───── DATASET RECORDS ─────

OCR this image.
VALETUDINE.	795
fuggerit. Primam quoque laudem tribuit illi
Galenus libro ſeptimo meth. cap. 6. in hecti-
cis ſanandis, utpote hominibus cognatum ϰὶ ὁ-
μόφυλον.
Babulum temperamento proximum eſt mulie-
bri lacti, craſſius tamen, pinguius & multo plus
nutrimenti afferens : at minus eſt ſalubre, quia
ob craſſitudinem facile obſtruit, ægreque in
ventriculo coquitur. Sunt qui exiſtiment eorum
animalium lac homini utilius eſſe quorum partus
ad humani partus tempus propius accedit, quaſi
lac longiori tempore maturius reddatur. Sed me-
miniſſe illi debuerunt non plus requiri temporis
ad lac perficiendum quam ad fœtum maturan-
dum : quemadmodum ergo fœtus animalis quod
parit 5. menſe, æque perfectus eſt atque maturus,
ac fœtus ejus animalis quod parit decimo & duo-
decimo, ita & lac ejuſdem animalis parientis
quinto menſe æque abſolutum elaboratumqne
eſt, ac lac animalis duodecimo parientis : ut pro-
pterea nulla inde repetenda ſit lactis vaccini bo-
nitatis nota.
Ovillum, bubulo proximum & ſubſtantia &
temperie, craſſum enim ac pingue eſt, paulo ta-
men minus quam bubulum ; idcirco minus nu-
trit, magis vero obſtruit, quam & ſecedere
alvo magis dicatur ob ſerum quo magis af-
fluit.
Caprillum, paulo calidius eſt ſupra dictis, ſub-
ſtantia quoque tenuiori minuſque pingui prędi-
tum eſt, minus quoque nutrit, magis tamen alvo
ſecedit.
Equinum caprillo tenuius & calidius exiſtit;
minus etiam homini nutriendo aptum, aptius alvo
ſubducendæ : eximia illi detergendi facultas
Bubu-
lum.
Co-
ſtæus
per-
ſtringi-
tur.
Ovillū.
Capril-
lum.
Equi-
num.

─────

#### [WHAT THIS TASK INVOLVES]
Tally every line of the listing that holds the string "parientis", then give the number by itself.

#### [REPLY]
2